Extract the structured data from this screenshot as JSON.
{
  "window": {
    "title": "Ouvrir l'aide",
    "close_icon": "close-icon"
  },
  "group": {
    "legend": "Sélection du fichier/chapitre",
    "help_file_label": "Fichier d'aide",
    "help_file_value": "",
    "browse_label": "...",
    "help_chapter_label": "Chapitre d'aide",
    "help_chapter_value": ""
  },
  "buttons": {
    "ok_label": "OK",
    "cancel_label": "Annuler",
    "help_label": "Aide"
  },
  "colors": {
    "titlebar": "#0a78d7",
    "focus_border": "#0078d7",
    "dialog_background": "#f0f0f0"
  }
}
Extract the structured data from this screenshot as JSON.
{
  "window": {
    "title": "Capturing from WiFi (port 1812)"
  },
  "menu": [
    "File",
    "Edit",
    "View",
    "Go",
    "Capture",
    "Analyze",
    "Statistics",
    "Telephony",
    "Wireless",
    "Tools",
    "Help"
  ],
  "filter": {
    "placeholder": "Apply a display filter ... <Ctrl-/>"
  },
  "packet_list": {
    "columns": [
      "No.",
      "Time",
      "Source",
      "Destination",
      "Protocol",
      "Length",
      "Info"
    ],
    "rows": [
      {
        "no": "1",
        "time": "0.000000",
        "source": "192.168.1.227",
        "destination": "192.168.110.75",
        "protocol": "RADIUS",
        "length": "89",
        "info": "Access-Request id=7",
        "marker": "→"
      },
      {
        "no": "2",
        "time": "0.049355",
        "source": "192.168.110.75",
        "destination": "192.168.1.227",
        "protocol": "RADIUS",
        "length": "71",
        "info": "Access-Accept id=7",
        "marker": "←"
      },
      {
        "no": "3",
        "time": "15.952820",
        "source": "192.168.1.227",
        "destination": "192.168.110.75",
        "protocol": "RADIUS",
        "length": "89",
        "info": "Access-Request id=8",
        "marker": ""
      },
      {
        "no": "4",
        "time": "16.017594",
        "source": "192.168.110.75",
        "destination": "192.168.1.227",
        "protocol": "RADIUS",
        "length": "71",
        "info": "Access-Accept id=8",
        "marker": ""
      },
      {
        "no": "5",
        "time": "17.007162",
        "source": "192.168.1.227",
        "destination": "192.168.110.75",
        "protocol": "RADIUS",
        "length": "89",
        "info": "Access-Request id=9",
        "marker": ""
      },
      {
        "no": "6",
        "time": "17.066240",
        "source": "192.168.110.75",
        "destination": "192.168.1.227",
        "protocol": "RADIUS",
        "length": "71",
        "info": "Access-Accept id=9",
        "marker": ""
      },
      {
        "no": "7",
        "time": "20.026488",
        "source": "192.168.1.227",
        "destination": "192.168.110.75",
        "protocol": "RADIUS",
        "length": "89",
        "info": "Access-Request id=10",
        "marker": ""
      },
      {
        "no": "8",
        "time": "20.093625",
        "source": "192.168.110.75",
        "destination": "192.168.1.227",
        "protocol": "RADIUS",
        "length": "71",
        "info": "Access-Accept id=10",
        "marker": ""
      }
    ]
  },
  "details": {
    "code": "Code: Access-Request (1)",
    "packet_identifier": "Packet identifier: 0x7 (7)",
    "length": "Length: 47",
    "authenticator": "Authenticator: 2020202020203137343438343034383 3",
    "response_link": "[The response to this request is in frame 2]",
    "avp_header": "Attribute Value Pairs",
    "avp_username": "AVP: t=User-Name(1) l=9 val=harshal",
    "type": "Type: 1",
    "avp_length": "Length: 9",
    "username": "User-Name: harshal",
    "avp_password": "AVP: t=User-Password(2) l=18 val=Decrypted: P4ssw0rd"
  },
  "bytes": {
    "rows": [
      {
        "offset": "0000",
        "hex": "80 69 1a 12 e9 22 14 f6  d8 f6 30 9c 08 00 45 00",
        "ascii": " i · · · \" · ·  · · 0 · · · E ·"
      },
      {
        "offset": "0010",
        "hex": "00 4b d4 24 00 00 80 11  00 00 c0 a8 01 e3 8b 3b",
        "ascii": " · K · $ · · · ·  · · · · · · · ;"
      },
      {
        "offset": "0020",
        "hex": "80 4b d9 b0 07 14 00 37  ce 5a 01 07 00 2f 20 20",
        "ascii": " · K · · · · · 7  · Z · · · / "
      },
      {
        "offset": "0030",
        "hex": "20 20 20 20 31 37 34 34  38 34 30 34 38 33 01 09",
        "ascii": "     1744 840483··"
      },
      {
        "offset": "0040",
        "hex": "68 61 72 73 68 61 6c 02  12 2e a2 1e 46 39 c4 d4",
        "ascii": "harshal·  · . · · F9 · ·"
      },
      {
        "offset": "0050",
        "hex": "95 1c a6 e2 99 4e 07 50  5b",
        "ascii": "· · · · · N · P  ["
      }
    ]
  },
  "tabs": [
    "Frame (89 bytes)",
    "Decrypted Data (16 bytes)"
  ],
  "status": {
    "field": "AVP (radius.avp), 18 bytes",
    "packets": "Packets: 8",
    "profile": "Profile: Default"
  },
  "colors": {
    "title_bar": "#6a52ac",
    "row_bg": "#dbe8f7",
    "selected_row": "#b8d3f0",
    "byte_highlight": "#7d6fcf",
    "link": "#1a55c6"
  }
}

┄┄┄┄┄┄┄┄┄┄┄┄┄┄┄┄┄┄┄┄

→ **Work to be completed**:
In the records, locate each line holding the string "filter" and copy it.

→ **Answer in full**:
  "filter": {
    "placeholder": "Apply a display filter ... <Ctrl-/>"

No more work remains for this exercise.